> **Direction**: It is required that all of the data be written out exactly.

• • • • • • •

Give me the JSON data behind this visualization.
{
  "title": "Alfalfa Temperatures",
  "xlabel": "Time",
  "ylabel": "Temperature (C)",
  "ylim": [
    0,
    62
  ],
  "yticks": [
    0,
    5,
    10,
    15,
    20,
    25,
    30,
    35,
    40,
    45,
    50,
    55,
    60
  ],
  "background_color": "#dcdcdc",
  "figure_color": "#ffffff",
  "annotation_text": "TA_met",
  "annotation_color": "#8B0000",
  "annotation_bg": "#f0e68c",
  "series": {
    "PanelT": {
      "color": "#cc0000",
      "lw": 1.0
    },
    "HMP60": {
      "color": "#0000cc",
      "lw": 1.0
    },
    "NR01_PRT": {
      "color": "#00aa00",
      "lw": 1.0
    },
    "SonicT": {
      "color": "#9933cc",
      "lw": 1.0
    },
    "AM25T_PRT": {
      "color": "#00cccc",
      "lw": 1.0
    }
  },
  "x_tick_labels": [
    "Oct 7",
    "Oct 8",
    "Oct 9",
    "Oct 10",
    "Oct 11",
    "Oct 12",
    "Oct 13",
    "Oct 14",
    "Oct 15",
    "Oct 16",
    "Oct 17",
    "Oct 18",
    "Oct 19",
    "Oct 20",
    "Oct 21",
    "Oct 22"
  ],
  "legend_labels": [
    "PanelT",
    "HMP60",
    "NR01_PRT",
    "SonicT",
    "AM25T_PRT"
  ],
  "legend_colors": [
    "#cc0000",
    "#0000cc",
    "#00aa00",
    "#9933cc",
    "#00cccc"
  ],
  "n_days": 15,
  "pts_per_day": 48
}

• • • • • • •

> **Finished answer**:
Give me the JSON data behind this visualization.
{
  "title": "Alfalfa Temperatures",
  "xlabel": "Time",
  "ylabel": "Temperature (C)",
  "ylim": [
    0,
    62
  ],
  "yticks": [
    0,
    5,
    10,
    15,
    20,
    25,
    30,
    35,
    40,
    45,
    50,
    55,
    60
  ],
  "background_color": "#dcdcdc",
  "figure_color": "#ffffff",
  "annotation_text": "TA_met",
  "annotation_color": "#8B0000",
  "annotation_bg": "#f0e68c",
  "series": {
    "PanelT": {
      "color": "#cc0000",
      "lw": 1.0
    },
    "HMP60": {
      "color": "#0000cc",
      "lw": 1.0
    },
    "NR01_PRT": {
      "color": "#00aa00",
      "lw": 1.0
    },
    "SonicT": {
      "color": "#9933cc",
      "lw": 1.0
    },
    "AM25T_PRT": {
      "color": "#00cccc",
      "lw": 1.0
    }
  },
  "x_tick_labels": [
    "Oct 7",
    "Oct 8",
    "Oct 9",
    "Oct 10",
    "Oct 11",
    "Oct 12",
    "Oct 13",
    "Oct 14",
    "Oct 15",
    "Oct 16",
    "Oct 17",
    "Oct 18",
    "Oct 19",
    "Oct 20",
    "Oct 21",
    "Oct 22"
  ],
  "legend_labels": [
    "PanelT",
    "HMP60",
    "NR01_PRT",
    "SonicT",
    "AM25T_PRT"
  ],
  "legend_colors": [
    "#cc0000",
    "#0000cc",
    "#00aa00",
    "#9933cc",
    "#00cccc"
  ],
  "n_days": 15,
  "pts_per_day": 48
}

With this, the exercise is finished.